◆ Given request:
Look through the data below and return each line where "lygiagrečių" appears.

◆ Records shown:
"""

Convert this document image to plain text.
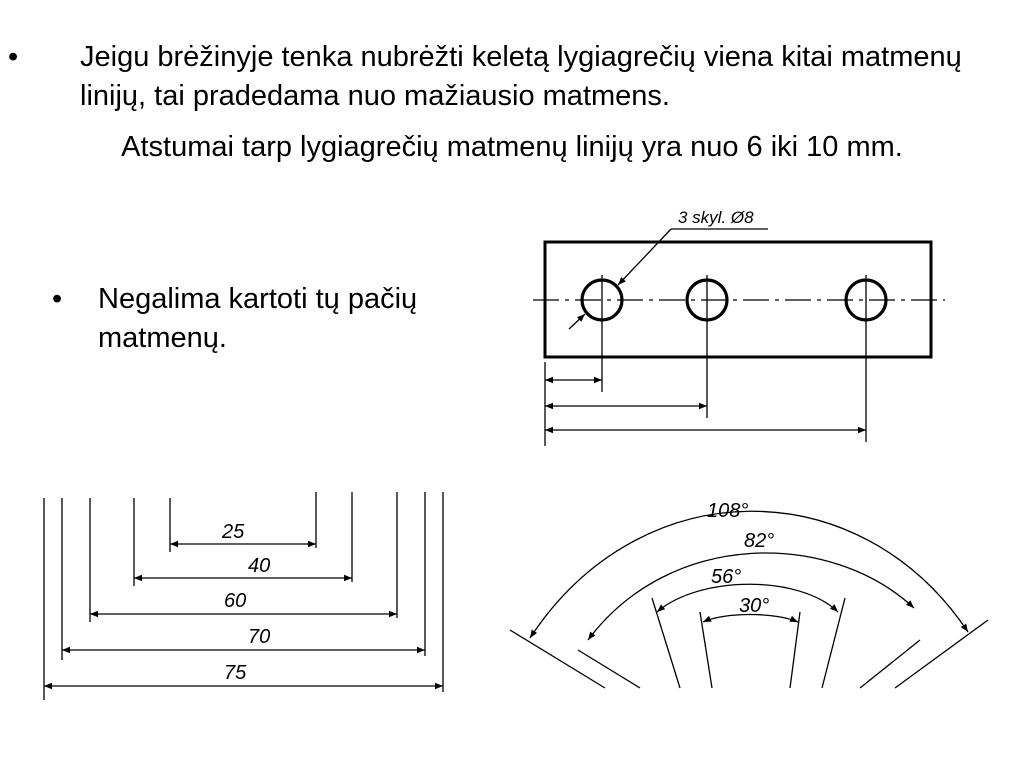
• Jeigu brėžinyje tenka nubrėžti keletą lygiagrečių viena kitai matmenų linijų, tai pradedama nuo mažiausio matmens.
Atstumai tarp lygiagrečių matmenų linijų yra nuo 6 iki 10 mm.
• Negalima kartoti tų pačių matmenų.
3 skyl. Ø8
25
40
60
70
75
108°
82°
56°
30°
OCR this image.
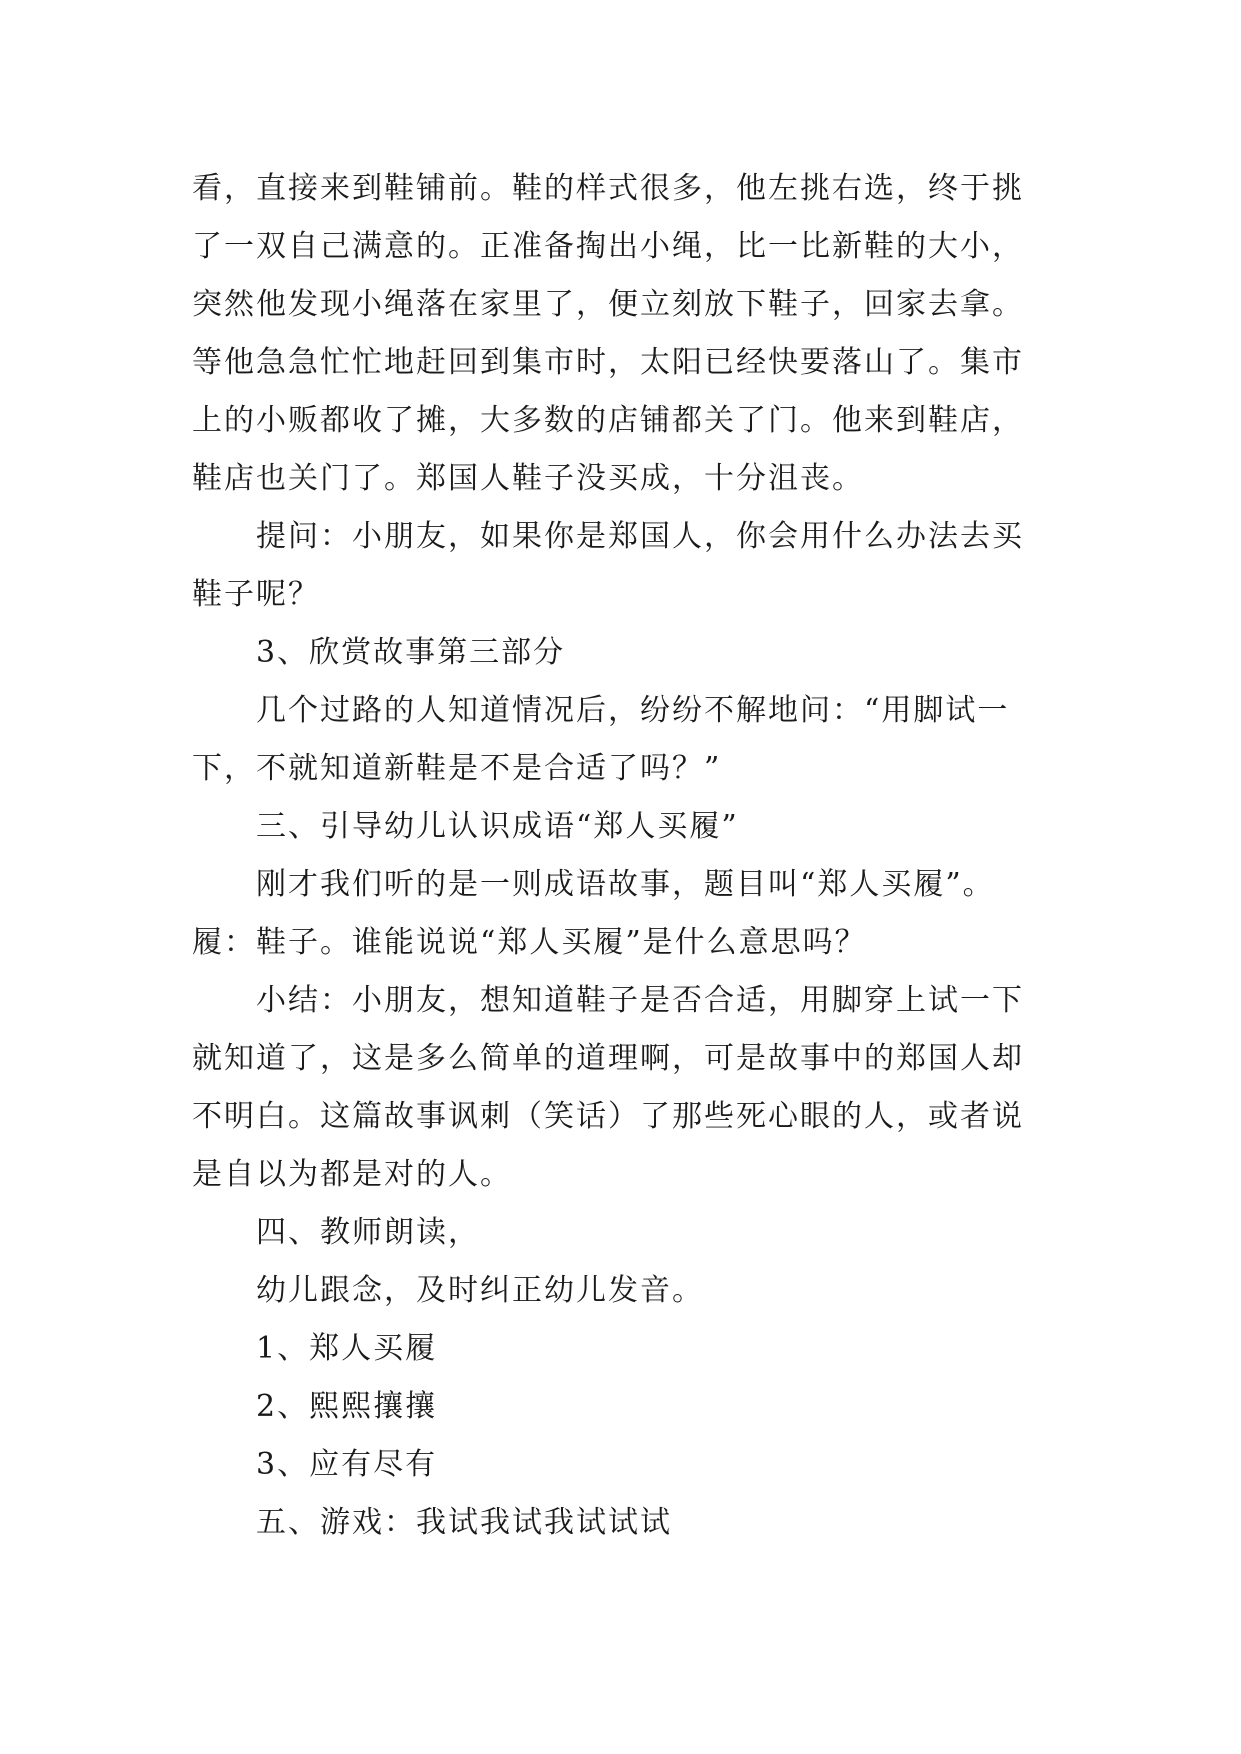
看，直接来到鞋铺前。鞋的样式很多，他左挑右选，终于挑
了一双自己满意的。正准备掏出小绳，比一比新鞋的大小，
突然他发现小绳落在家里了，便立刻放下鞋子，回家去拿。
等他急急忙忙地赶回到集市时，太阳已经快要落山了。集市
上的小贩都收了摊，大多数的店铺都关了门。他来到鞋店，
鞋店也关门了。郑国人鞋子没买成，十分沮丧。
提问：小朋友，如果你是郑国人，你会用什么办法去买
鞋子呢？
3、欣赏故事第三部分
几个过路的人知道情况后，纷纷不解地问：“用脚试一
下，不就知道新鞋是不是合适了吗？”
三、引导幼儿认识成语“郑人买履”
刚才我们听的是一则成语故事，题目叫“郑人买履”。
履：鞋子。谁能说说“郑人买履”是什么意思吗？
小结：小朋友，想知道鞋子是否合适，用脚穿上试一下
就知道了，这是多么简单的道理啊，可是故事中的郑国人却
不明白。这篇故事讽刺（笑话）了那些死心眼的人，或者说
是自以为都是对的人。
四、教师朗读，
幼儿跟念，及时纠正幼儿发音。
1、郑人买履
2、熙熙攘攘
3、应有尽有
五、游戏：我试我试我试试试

"""

◆ Expected answer:
• Jeigu brėžinyje tenka nubrėžti keletą lygiagrečių viena kitai matmenų linijų, tai pradedama nuo mažiausio matmens.
Atstumai tarp lygiagrečių matmenų linijų yra nuo 6 iki 10 mm.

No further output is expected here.